— Given task —
In the text about the errand to Selfridges, how long did the "fat mission" take?
─── Text
There is a big editorial promotional party planned at a famous London media club next week for a new collection of short stories about, basically, fat people. With infinite subtlety I am sent out to buy Hershey’s Kisses at Selfridges and Whittard’s hot chocolate to give to bookshop sales reps along with a copy of the book. On my way out L says he’ll need me in the post room for “about a half hour” later. Nod and go out. Find Whittards for the hot choc but get lost trying to find Selfridges, which I’ve never been to in my life. Feel stupid and irritated; I’m a Londoner all right but this isn’t a London I either know or care about. Too embarrassed to go back and ask how to get there, I call in to see my dad who works in the West End, who gives me directions. Jump on a Routemaster to Marble Arch without being asked for a ticket. When I finally arrive, I can’t find the food hall.

Get back to the office having spent an hour and a half on my “fat mission”. L sees me and moans about my disappearance. I am also expecting to be torn off a strip by B for being so long but she’s disappeared and M instantly gives me about 10 jobs to do in the space of as many seconds, giving the instructions for each in machine-gun fashion. Usefully one job involves sitting down and typing, so I do that while drinking a cup of coffee with no sugar and chewing a stale Danish. L appears and tries to haul me out to help him. M tries to keep me there as she needs me “desperately”. “I only want him for five minutes,” says L. I go out after him. He takes me upstairs and says something unintelligible while pointing vaguely to piles of boxes. A tall bloke called J appears.
──────
─── Records provided
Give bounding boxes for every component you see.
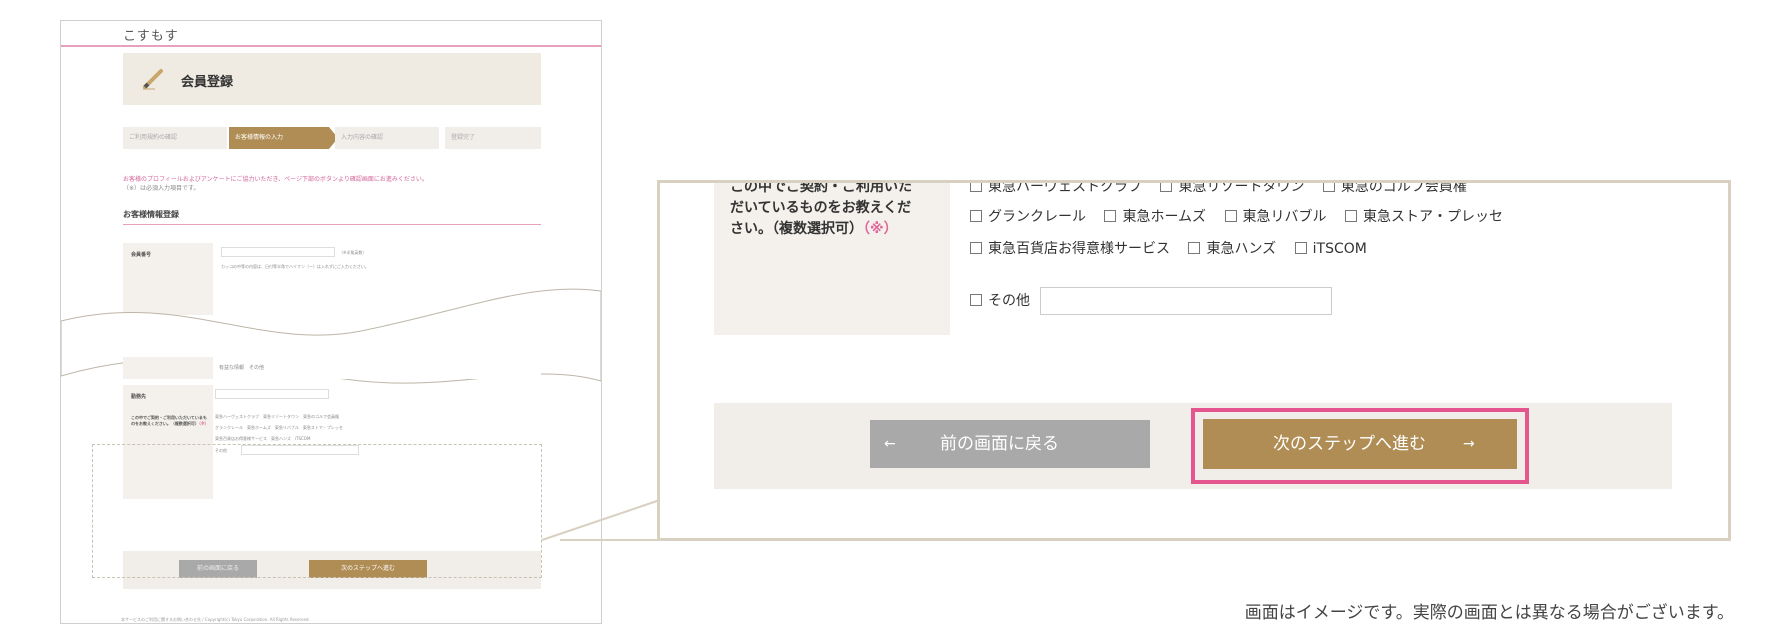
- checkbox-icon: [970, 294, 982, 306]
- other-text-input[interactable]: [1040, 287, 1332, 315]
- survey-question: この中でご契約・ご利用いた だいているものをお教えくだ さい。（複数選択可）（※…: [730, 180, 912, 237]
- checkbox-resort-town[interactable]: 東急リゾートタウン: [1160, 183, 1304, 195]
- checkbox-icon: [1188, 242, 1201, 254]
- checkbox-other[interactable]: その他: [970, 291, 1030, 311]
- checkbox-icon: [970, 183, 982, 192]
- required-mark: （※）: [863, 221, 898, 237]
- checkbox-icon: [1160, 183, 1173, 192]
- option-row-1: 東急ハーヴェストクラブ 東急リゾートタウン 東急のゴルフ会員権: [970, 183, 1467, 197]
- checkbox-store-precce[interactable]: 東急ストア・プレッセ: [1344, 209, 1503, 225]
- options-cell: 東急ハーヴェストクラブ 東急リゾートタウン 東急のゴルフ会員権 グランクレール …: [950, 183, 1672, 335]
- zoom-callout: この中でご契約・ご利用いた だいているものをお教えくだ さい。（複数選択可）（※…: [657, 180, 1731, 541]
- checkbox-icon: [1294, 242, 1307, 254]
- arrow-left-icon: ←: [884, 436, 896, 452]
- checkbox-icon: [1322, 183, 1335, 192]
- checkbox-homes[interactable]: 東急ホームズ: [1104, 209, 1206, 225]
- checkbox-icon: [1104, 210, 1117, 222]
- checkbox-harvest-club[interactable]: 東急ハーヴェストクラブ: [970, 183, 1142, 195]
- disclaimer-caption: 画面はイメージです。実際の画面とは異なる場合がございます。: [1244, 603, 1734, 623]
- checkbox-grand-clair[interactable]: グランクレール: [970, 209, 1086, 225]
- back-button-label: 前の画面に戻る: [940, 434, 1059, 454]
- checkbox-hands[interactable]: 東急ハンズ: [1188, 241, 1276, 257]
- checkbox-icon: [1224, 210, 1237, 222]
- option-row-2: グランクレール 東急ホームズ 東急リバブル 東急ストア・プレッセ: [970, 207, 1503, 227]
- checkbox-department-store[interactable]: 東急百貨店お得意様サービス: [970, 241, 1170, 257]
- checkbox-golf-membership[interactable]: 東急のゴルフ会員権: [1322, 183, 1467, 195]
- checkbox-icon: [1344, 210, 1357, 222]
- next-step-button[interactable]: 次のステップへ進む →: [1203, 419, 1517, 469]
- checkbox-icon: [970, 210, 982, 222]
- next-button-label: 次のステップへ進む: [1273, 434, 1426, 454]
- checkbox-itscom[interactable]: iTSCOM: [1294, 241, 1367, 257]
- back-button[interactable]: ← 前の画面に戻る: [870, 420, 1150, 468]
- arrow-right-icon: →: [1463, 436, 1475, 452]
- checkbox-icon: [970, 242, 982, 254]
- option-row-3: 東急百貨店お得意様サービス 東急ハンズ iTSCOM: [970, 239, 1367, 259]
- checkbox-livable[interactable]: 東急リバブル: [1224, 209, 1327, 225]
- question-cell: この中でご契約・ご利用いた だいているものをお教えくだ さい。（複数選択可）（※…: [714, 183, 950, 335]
──────
— The reply —
An hour and a half.